▸ Exercise brief:
Examine the material below. Gather every line in which the string "more" appears.

(Stored items from a collection)
**********
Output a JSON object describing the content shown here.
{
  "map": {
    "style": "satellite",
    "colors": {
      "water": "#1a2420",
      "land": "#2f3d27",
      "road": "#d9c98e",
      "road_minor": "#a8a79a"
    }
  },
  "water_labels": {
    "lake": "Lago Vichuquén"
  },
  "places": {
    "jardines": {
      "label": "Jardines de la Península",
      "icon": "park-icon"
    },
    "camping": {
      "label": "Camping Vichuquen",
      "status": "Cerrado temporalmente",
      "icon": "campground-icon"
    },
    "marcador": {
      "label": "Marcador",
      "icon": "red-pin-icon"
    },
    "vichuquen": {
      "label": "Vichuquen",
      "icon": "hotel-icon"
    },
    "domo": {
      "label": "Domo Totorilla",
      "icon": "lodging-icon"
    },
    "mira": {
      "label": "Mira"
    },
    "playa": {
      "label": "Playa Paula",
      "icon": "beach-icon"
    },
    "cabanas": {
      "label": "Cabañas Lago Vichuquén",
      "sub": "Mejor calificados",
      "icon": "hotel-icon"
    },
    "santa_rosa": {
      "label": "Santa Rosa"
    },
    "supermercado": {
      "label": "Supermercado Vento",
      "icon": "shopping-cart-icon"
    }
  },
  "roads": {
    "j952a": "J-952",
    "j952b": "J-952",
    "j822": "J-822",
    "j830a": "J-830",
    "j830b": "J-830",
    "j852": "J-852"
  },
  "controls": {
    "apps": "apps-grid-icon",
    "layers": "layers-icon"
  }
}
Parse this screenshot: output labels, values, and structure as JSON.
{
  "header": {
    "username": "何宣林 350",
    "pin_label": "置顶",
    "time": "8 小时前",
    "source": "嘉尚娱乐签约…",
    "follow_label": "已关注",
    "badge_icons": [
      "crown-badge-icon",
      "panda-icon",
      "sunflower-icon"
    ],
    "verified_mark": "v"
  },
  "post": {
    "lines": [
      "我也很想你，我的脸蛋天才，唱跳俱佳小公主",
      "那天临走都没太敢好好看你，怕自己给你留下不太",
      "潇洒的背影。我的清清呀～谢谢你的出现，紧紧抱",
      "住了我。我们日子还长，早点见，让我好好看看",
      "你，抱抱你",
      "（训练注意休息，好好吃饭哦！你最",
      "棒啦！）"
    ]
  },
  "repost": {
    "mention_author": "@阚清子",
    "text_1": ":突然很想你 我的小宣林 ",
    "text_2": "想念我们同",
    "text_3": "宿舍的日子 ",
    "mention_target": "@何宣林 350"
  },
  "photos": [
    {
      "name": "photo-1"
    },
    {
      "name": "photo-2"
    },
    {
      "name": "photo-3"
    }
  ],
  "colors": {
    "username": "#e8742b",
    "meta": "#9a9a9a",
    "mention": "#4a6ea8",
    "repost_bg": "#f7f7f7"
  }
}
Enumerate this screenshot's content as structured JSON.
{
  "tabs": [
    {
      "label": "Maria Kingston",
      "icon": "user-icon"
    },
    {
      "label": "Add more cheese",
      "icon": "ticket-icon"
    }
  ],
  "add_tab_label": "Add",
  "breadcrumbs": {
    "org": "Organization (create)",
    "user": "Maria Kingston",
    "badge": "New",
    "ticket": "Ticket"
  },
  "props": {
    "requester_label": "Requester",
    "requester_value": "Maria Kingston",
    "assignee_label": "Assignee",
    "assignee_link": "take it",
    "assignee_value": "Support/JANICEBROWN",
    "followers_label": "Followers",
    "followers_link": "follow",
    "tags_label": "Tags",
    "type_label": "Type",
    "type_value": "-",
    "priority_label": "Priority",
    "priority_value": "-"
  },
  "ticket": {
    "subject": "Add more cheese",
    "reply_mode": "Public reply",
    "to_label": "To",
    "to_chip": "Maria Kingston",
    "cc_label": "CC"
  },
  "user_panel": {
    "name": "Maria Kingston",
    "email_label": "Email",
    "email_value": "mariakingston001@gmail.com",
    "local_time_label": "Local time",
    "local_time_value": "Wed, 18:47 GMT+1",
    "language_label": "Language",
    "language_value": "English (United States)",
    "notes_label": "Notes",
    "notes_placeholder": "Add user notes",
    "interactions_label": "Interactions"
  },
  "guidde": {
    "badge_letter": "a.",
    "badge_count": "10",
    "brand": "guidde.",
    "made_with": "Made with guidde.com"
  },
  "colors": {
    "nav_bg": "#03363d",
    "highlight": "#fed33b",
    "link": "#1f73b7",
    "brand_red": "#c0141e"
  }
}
**********
▸ Solution to this problem:
      "label": "Add more cheese",
    "subject": "Add more cheese",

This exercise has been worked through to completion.